### Trecho fornecido
.....

De acordo com o estudo de Richardson e sua equipe (1985), nas estações de tratamento de esgotos há três destinos possíveis para qualquer fármaco individual: 1) ele pode ser biodegradável, ou seja, mineralizado a gás carbônico e água, como por exemplo, o ácido acetilsalicílico; 2) ele pode passar por algum processo metabólico ou ser degradado parcialmente, como as penicilinas; ou 3) ele pode ser persistente como o clofibrato, usado na redução do colesterol.
Na verdade pouco se conhece sobre as rotas dos fármacos no meio ambiente. O esquema abaixo, extraído do já citado artigo da revista científica Química Nova, ilustra alguns dos possíveis caminhos percorridos pelos fármacos após o seu descarte no meio ambiente. Observe que eles iniciam pela produção industrial ou excretas (humanos e animais) e todos, invariavelmente, terminam com a contaminação da água potável para o consumo.

.....

Dados de previsão de caixas delimitadoras:
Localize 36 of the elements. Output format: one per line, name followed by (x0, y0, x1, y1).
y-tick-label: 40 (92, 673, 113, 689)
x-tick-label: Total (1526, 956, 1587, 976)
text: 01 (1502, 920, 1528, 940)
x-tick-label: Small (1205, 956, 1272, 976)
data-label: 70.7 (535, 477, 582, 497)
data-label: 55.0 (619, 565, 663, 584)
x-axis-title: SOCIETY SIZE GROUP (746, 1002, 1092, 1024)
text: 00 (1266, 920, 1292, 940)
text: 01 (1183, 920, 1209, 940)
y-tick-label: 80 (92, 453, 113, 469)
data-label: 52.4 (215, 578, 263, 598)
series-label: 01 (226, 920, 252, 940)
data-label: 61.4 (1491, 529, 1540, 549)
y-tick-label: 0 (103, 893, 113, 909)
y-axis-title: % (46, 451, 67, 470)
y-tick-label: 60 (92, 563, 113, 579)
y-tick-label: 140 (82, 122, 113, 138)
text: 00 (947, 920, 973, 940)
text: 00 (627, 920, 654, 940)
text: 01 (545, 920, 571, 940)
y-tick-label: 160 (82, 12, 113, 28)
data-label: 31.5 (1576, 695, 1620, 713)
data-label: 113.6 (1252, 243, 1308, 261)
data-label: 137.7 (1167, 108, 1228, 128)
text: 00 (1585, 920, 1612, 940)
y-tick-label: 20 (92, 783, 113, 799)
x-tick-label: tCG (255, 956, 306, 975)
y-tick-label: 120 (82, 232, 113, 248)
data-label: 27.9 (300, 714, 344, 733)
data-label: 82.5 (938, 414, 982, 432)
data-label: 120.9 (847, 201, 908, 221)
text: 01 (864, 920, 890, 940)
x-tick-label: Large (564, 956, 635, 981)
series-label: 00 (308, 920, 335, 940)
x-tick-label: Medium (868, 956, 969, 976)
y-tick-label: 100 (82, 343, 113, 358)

.....

### Lista de tarefas
1. Transcreva o trecho sobre fármacos no meio ambiente de "Na verdade pouco" a "para o consumo.".
2. Prossiga com o trecho sobre fármacos no meio ambiente a partir do ponto em que ele termina.

### Respostas das atividades
1.
Na verdade pouco se conhece sobre as rotas dos fármacos no meio ambiente. O esquema abaixo, extraído do já citado artigo da revista científica Química Nova, ilustra alguns dos possíveis caminhos percorridos pelos fármacos após o seu descarte no meio ambiente. Observe que eles iniciam pela produção industrial ou excretas (humanos e animais) e todos, invariavelmente, terminam com a contaminação da água potável para o consumo.

2.
Fonte : Quim. Nova, Vol. 26, No. 4, 523-530, 2003 

Como obviamente a humanidade continua crescendo e não deixará tão cedo de utilizar os remédios (com o envelhecimento da população, precisamos cada vez mais remédios de uso contínuo!), como poderíamos atacar esse problema? Acho que o primeiro passo é a informação! A população precisa saber que o problema existe. A sociedade só poderá cobrar ações dos governos e da indústria farmacêutica se efetivamente conhecer o problema. Os veículos de divulgação científica devem, cada vez mais, difundir as informações (alô Ciência Hoje e afins!). E os professores (em todos os níveis) também podem fazer sua parte levando o assunto para suas salas de aula e promovendo discussões, já que infelizmente os livros didáticos passam longe de abordar o assunto. Outra atitude importante seria o recolhimento desses medicamentos pelo fabricante (a tal responsabilidade pós-consumo que já vale para os fabricantes de pilhas e baterias), mas quem poderia garantir que seriam realmente inutilizados e não desviados, reembalados e recomercializados? A questão é delicada! Enquanto isso vou fazendo minha parte difundindo a informação aqui no blog e nas minhas aulas.

OBS: Para informações técnicas mais especializadas sugiro o número especial (virtual) da revista científica Science of the Total Environment contendo artigos selecionados pelos editores sobre a presença de fármacos e drogas ilícitas em ambientes aquáticos.

Referências:
Bila, D. M.&  Dezotti, M.  Quim. Nova, Vol. 26, No. 4, 523-530, 2003
Mulroy, A. Water Environ. Technol, 13, 32, 2001
Panter, G. H.; Thompson, R. S.; Sumpter, J. P.; Aquatic Toxicol. 42, 243, 1998
Richardson, M. L.; Bowron, J. M. J. Pharm. Pharmacol. 37, 1, 1985.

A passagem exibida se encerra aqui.